*Dataset records*.
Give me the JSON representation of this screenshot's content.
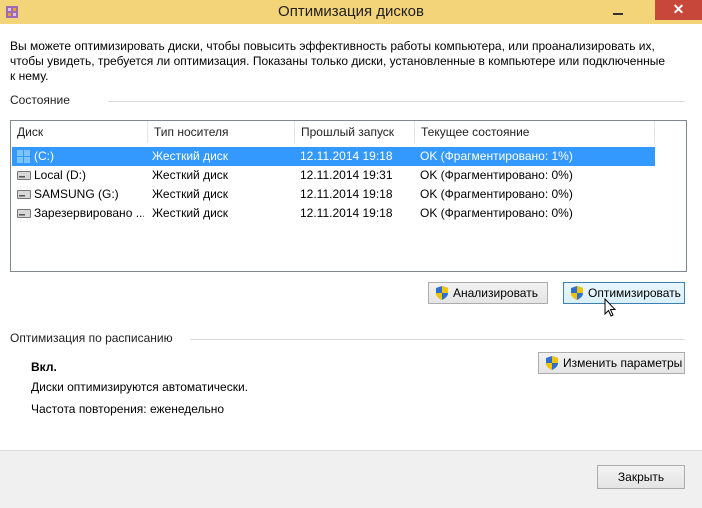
{
  "window": {
    "title": "Оптимизация дисков",
    "close_glyph": "✕",
    "accent_titlebar": "#f4d478",
    "selection_color": "#3399ff"
  },
  "description": "Вы можете оптимизировать диски, чтобы повысить эффективность работы  компьютера, или проанализировать их, чтобы увидеть, требуется ли оптимизация. Показаны только диски, установленные в компьютере или подключенные к нему.",
  "status_section": {
    "title": "Состояние",
    "columns": [
      "Диск",
      "Тип носителя",
      "Прошлый запуск",
      "Текущее состояние"
    ],
    "rows": [
      {
        "drive": "(C:)",
        "media": "Жесткий диск",
        "last_run": "12.11.2014 19:18",
        "status": "OK (Фрагментировано: 1%)",
        "icon": "windows-drive-icon",
        "selected": true
      },
      {
        "drive": "Local (D:)",
        "media": "Жесткий диск",
        "last_run": "12.11.2014 19:31",
        "status": "OK (Фрагментировано: 0%)",
        "icon": "hard-drive-icon",
        "selected": false
      },
      {
        "drive": "SAMSUNG (G:)",
        "media": "Жесткий диск",
        "last_run": "12.11.2014 19:18",
        "status": "OK (Фрагментировано: 0%)",
        "icon": "hard-drive-icon",
        "selected": false
      },
      {
        "drive": "Зарезервировано ...",
        "media": "Жесткий диск",
        "last_run": "12.11.2014 19:18",
        "status": "OK (Фрагментировано: 0%)",
        "icon": "hard-drive-icon",
        "selected": false
      }
    ],
    "analyze_label": "Анализировать",
    "optimize_label": "Оптимизировать"
  },
  "schedule_section": {
    "title": "Оптимизация по расписанию",
    "state": "Вкл.",
    "auto_text": "Диски оптимизируются автоматически.",
    "frequency": "Частота повторения: еженедельно",
    "change_label": "Изменить параметры"
  },
  "close_label": "Закрыть"
}
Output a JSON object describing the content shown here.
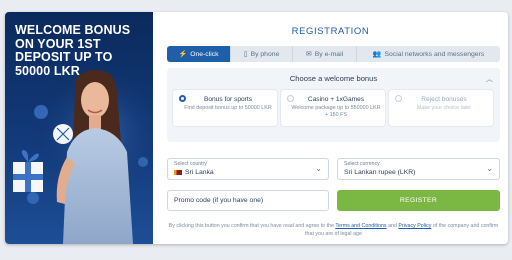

*Exercise brief*.
Return the listing above unchanged, apart from dropping its pictures.

*Result for this task*.
Give me the JSON representation of this screenshot's content.
{
  "window": {
    "title": "Оптимизация дисков",
    "close_glyph": "✕",
    "accent_titlebar": "#f4d478",
    "selection_color": "#3399ff"
  },
  "description": "Вы можете оптимизировать диски, чтобы повысить эффективность работы  компьютера, или проанализировать их, чтобы увидеть, требуется ли оптимизация. Показаны только диски, установленные в компьютере или подключенные к нему.",
  "status_section": {
    "title": "Состояние",
    "columns": [
      "Диск",
      "Тип носителя",
      "Прошлый запуск",
      "Текущее состояние"
    ],
    "rows": [
      {
        "drive": "(C:)",
        "media": "Жесткий диск",
        "last_run": "12.11.2014 19:18",
        "status": "OK (Фрагментировано: 1%)",
        "icon": "windows-drive-icon",
        "selected": true
      },
      {
        "drive": "Local (D:)",
        "media": "Жесткий диск",
        "last_run": "12.11.2014 19:31",
        "status": "OK (Фрагментировано: 0%)",
        "icon": "hard-drive-icon",
        "selected": false
      },
      {
        "drive": "SAMSUNG (G:)",
        "media": "Жесткий диск",
        "last_run": "12.11.2014 19:18",
        "status": "OK (Фрагментировано: 0%)",
        "icon": "hard-drive-icon",
        "selected": false
      },
      {
        "drive": "Зарезервировано ...",
        "media": "Жесткий диск",
        "last_run": "12.11.2014 19:18",
        "status": "OK (Фрагментировано: 0%)",
        "icon": "hard-drive-icon",
        "selected": false
      }
    ],
    "analyze_label": "Анализировать",
    "optimize_label": "Оптимизировать"
  },
  "schedule_section": {
    "title": "Оптимизация по расписанию",
    "state": "Вкл.",
    "auto_text": "Диски оптимизируются автоматически.",
    "frequency": "Частота повторения: еженедельно",
    "change_label": "Изменить параметры"
  },
  "close_label": "Закрыть"
}
Output a JSON object describing the content shown here.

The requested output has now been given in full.